▶ **WORK TO BE COMPLETED**: From the listing below, return each line that includes "into".

▶ **PROVIDED DATA**:
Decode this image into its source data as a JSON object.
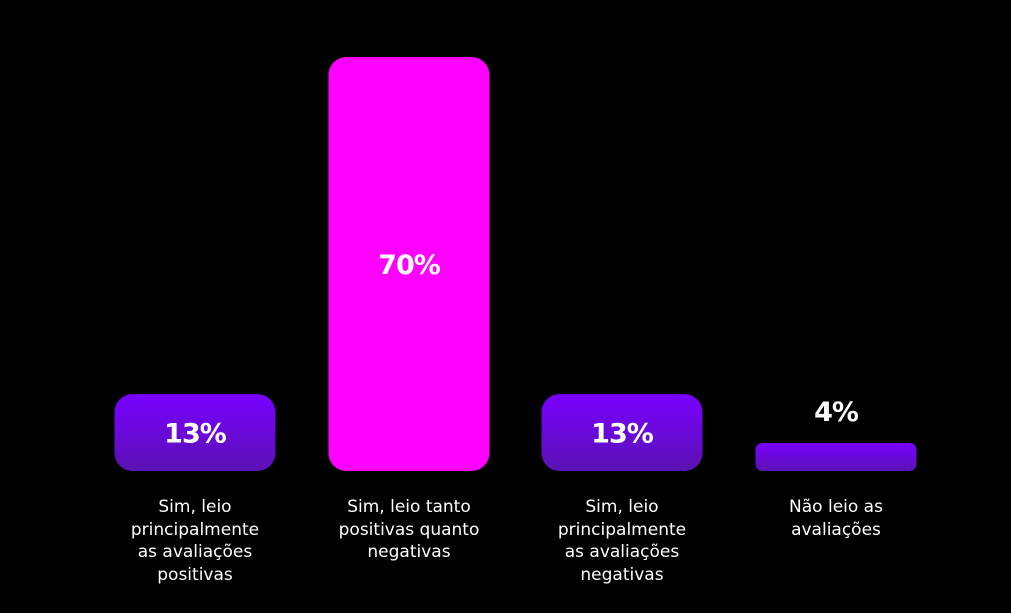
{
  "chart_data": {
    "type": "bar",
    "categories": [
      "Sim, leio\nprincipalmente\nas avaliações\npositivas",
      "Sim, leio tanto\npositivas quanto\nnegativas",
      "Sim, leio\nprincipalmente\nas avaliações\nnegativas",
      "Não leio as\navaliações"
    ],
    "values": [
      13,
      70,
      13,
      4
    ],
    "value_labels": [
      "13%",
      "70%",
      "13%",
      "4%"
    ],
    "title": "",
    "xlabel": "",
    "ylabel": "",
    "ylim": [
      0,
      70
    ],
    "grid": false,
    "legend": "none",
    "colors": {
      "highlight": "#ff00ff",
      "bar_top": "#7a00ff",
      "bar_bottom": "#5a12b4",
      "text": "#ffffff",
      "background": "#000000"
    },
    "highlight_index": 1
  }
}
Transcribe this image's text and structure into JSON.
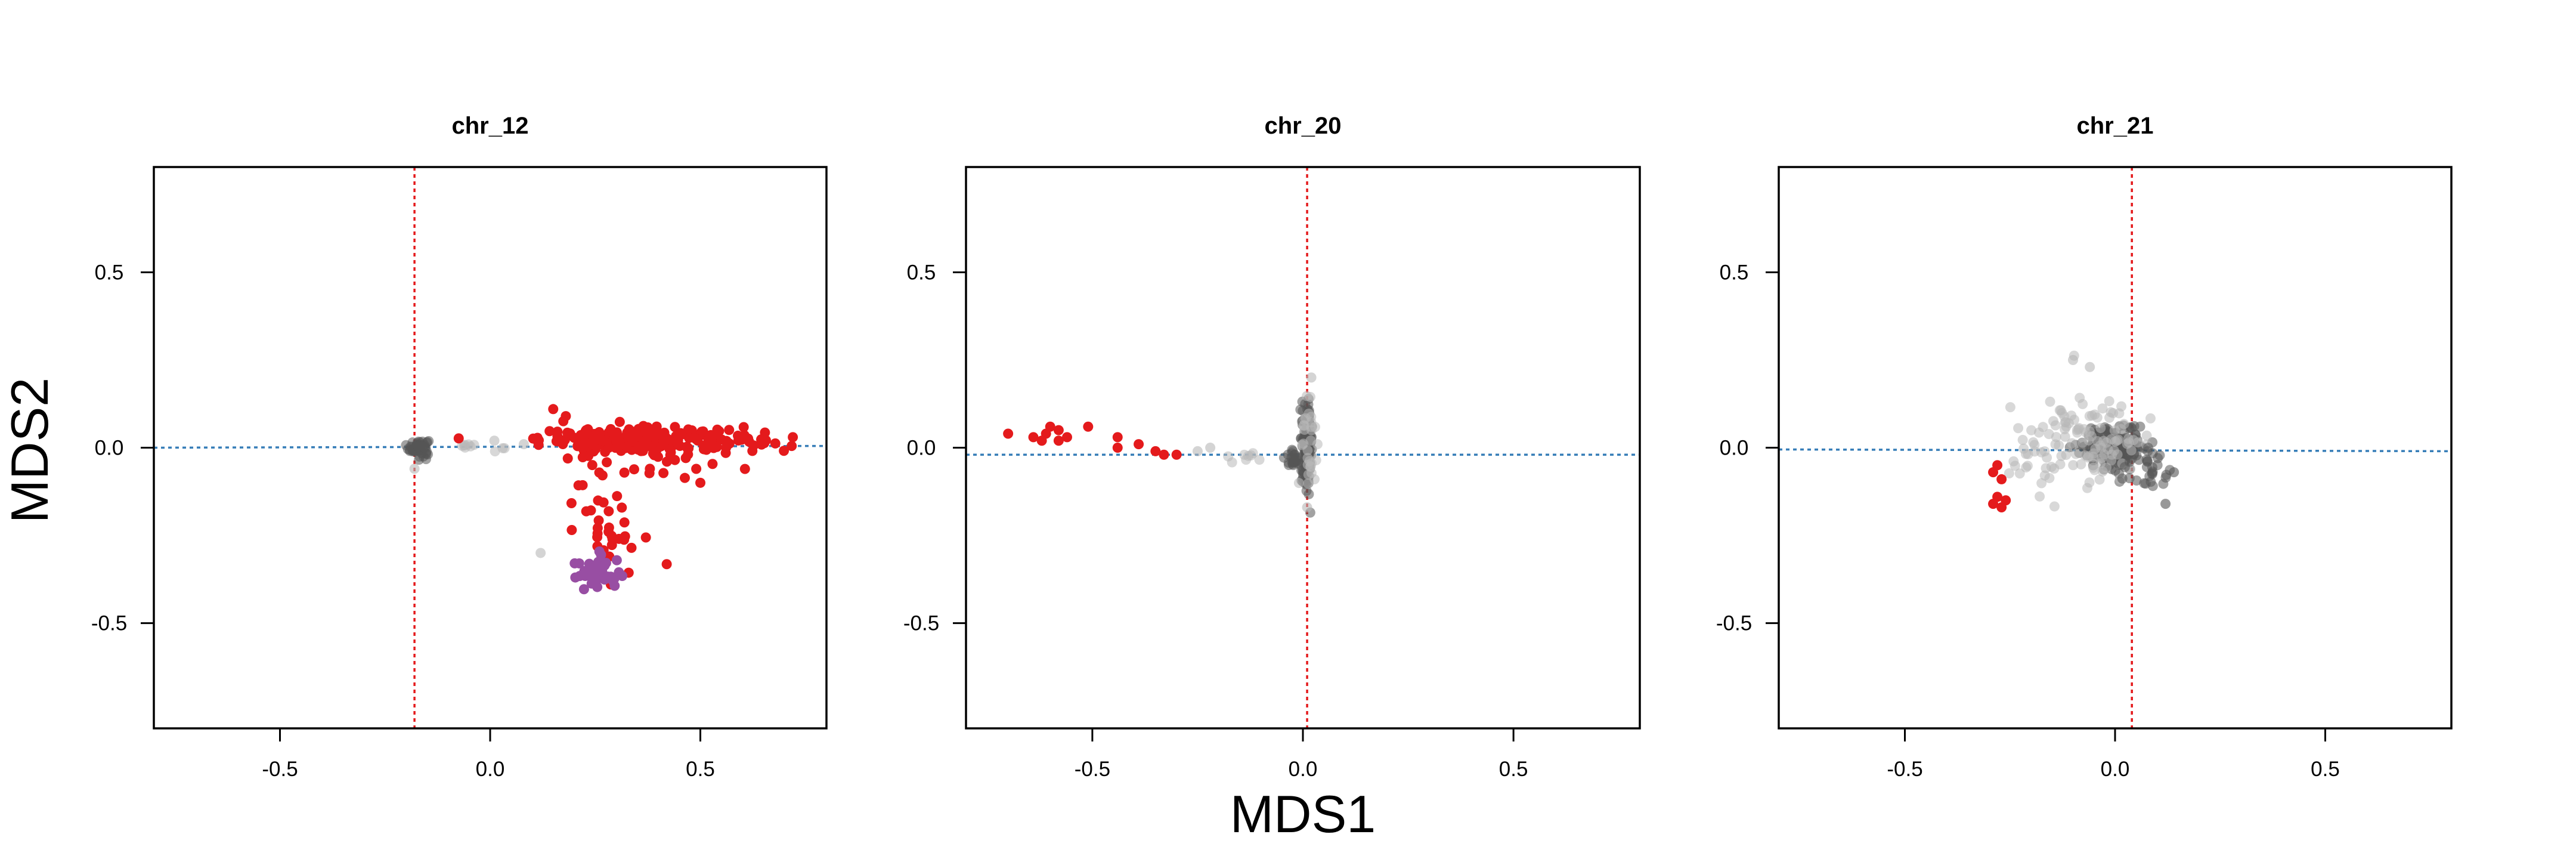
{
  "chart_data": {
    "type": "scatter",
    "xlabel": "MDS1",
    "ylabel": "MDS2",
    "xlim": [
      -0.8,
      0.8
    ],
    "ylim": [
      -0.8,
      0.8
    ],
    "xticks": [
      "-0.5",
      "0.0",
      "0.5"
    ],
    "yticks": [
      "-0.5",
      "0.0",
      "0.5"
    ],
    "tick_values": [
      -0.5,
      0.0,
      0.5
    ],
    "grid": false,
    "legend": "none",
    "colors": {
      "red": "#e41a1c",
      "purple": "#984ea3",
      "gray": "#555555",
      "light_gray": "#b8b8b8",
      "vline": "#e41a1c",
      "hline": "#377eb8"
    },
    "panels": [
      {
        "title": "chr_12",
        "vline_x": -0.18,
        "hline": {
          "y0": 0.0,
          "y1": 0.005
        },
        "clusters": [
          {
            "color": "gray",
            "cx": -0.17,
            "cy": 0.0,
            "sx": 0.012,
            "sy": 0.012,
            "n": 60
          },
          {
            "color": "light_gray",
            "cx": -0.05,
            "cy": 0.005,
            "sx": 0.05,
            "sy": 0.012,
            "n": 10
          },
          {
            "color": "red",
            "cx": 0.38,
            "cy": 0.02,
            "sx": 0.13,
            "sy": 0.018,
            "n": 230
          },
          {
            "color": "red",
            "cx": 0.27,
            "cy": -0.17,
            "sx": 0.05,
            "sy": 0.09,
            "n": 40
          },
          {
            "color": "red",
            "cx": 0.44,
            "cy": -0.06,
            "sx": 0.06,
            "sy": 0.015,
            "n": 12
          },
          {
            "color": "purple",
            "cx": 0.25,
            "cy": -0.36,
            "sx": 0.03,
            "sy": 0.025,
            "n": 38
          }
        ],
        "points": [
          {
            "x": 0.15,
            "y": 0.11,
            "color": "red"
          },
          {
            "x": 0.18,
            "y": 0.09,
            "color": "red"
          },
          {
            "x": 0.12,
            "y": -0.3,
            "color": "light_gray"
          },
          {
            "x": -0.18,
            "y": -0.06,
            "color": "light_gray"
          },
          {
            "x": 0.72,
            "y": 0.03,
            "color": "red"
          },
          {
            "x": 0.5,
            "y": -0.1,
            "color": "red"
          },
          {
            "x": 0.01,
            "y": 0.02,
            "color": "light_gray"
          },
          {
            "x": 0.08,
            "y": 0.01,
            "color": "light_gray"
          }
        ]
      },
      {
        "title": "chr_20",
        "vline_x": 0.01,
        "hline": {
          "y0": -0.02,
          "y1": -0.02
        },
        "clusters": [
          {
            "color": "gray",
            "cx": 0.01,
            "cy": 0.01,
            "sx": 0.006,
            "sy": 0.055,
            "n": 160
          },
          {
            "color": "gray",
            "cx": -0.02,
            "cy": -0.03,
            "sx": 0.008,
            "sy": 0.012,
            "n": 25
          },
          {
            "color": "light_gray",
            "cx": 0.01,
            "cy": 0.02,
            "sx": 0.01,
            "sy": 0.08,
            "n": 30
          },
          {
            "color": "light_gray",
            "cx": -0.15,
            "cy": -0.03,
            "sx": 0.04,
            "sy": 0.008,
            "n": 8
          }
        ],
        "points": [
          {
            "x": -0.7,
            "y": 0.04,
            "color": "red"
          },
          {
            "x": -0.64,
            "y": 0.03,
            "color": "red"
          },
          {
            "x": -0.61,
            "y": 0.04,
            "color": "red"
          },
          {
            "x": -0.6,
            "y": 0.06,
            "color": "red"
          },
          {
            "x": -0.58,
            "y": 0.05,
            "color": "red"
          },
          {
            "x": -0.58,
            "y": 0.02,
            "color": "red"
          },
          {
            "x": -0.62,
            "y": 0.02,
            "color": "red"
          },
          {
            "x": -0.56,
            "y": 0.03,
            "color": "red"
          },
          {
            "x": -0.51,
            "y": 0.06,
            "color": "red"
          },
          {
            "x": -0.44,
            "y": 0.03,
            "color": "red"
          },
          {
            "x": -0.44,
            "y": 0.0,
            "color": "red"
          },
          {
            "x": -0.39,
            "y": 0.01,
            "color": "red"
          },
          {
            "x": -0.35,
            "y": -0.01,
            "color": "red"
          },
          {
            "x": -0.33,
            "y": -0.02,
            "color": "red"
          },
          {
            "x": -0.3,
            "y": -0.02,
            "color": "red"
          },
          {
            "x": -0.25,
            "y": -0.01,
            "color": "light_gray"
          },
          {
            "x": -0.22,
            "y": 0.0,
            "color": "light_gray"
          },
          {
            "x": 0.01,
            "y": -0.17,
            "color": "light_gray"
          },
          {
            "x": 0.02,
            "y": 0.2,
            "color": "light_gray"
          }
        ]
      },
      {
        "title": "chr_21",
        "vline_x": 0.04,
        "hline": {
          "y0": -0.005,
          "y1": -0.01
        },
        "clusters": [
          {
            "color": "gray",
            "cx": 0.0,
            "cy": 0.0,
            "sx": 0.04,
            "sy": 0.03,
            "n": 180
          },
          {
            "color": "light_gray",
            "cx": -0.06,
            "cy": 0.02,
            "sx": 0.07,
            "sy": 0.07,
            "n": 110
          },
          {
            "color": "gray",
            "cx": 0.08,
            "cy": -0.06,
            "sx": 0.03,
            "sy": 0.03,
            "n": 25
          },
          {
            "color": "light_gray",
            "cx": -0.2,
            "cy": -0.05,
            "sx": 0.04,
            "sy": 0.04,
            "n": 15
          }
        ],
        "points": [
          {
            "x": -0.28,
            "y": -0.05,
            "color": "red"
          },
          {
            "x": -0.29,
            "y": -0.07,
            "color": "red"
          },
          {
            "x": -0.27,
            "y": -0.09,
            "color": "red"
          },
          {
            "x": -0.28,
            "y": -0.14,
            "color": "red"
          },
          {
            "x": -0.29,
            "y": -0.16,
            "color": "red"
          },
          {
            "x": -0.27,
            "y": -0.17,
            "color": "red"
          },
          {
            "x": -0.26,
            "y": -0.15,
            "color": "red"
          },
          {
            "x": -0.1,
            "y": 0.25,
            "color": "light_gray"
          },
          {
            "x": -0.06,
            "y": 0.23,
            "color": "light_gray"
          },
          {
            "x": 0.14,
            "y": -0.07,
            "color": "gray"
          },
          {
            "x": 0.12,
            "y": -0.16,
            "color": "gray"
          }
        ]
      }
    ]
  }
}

---

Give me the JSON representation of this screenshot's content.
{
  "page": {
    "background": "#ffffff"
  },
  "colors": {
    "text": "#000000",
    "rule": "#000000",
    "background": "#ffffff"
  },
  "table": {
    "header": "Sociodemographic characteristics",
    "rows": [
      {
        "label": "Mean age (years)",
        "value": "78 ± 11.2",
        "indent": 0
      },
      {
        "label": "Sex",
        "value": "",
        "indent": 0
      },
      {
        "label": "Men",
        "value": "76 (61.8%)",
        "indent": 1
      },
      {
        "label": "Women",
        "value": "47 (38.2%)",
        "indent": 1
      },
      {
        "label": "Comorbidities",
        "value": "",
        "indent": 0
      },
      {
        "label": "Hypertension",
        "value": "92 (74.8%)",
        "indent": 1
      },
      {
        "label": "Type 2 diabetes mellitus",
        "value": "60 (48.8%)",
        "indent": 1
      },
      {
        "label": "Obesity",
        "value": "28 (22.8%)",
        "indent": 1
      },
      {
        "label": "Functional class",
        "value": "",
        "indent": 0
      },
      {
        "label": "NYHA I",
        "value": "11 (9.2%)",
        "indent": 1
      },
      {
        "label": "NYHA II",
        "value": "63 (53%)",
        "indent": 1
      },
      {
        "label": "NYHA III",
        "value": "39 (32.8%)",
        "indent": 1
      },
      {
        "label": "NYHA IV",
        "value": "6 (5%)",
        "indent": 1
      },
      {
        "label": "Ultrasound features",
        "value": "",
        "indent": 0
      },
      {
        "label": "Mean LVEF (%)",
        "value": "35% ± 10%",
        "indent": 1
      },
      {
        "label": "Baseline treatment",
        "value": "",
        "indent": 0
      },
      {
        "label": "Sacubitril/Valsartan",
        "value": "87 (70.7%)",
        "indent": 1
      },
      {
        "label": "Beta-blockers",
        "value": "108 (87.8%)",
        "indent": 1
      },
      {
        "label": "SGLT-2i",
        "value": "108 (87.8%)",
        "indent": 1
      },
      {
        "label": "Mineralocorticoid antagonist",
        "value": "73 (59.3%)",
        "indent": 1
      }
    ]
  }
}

▶ **RESULT OF THIS EXERCISE**:
Decode this image into its source data as a JSON object.
Transcribe this image's text and structure into JSON.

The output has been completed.